══ Listed entries

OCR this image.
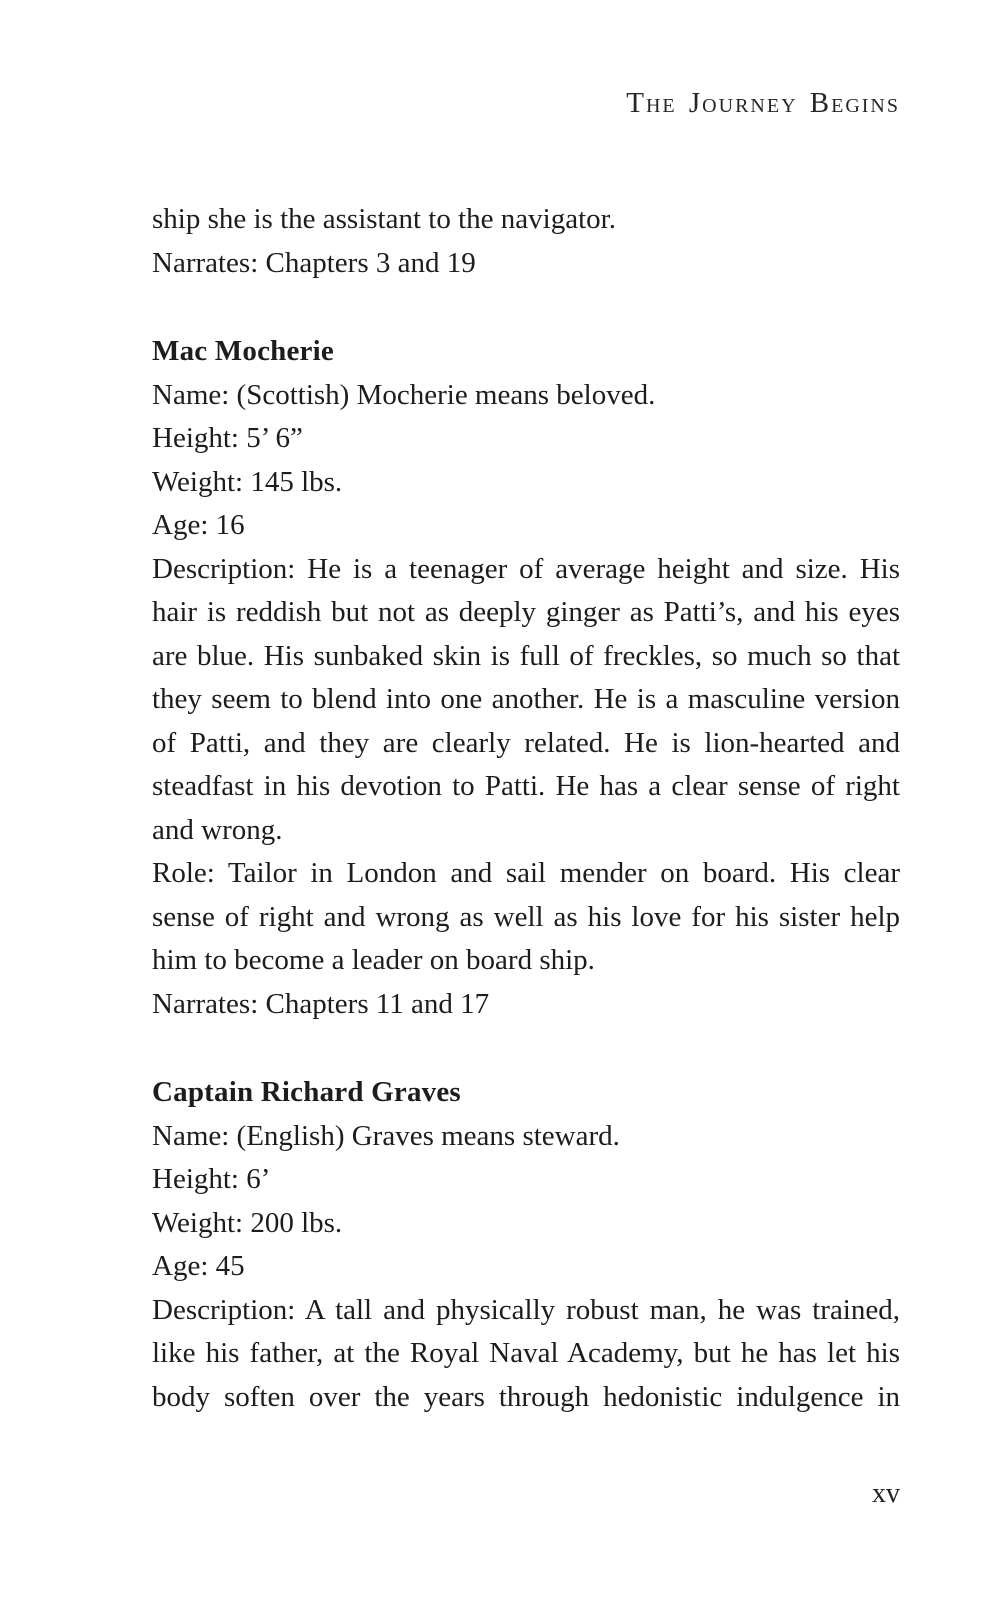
The Journey Begins
ship she is the assistant to the navigator.
Narrates: Chapters 3 and 19
Mac Mocherie
Name: (Scottish) Mocherie means beloved.
Height: 5’ 6”
Weight: 145 lbs.
Age: 16
Description: He is a teenager of average height and size. His
hair is reddish but not as deeply ginger as Patti’s, and his eyes
are blue. His sunbaked skin is full of freckles, so much so that
they seem to blend into one another. He is a masculine version
of Patti, and they are clearly related. He is lion-hearted and
steadfast in his devotion to Patti. He has a clear sense of right
and wrong.
Role: Tailor in London and sail mender on board. His clear
sense of right and wrong as well as his love for his sister help
him to become a leader on board ship.
Narrates: Chapters 11 and 17
Captain Richard Graves
Name: (English) Graves means steward.
Height: 6’
Weight: 200 lbs.
Age: 45
Description: A tall and physically robust man, he was trained,
like his father, at the Royal Naval Academy, but he has let his
body soften over the years through hedonistic indulgence in
xv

════

▸ Given instruction:
Figure out how many lines of the data above include "Description", then give the number and nothing more.

▸ Answer below:
2